Dataset listings of figures:
** start **

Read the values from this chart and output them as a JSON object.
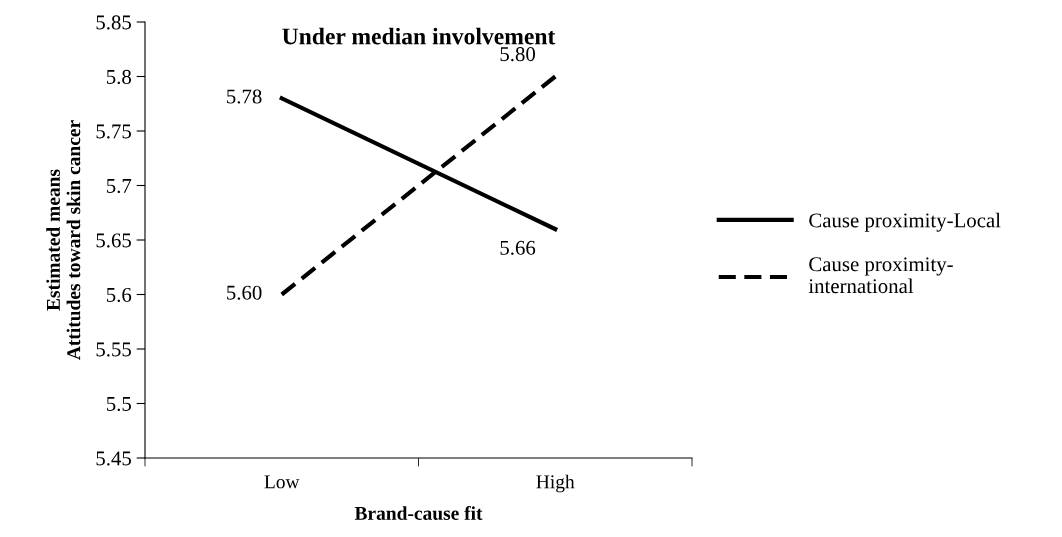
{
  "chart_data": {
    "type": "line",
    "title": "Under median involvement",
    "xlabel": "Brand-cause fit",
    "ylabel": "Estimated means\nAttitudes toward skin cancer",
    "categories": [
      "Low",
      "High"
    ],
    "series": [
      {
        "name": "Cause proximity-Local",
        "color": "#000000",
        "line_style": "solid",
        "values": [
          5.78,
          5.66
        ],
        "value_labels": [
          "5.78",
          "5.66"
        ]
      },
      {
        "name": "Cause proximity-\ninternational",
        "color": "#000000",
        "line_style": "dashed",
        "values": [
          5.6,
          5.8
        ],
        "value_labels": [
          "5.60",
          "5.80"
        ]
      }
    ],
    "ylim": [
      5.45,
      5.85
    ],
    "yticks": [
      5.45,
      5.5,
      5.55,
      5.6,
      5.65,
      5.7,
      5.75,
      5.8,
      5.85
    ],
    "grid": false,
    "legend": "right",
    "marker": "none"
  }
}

** end **

* **Given request**: Reproduce the records, all of them, word for word; omit the pictures.

* **Answer for this exercise**:
Read the values from this chart and output them as a JSON object.
{
  "chart_data": {
    "type": "line",
    "title": "Under median involvement",
    "xlabel": "Brand-cause fit",
    "ylabel": "Estimated means\nAttitudes toward skin cancer",
    "categories": [
      "Low",
      "High"
    ],
    "series": [
      {
        "name": "Cause proximity-Local",
        "color": "#000000",
        "line_style": "solid",
        "values": [
          5.78,
          5.66
        ],
        "value_labels": [
          "5.78",
          "5.66"
        ]
      },
      {
        "name": "Cause proximity-\ninternational",
        "color": "#000000",
        "line_style": "dashed",
        "values": [
          5.6,
          5.8
        ],
        "value_labels": [
          "5.60",
          "5.80"
        ]
      }
    ],
    "ylim": [
      5.45,
      5.85
    ],
    "yticks": [
      5.45,
      5.5,
      5.55,
      5.6,
      5.65,
      5.7,
      5.75,
      5.8,
      5.85
    ],
    "grid": false,
    "legend": "right",
    "marker": "none"
  }
}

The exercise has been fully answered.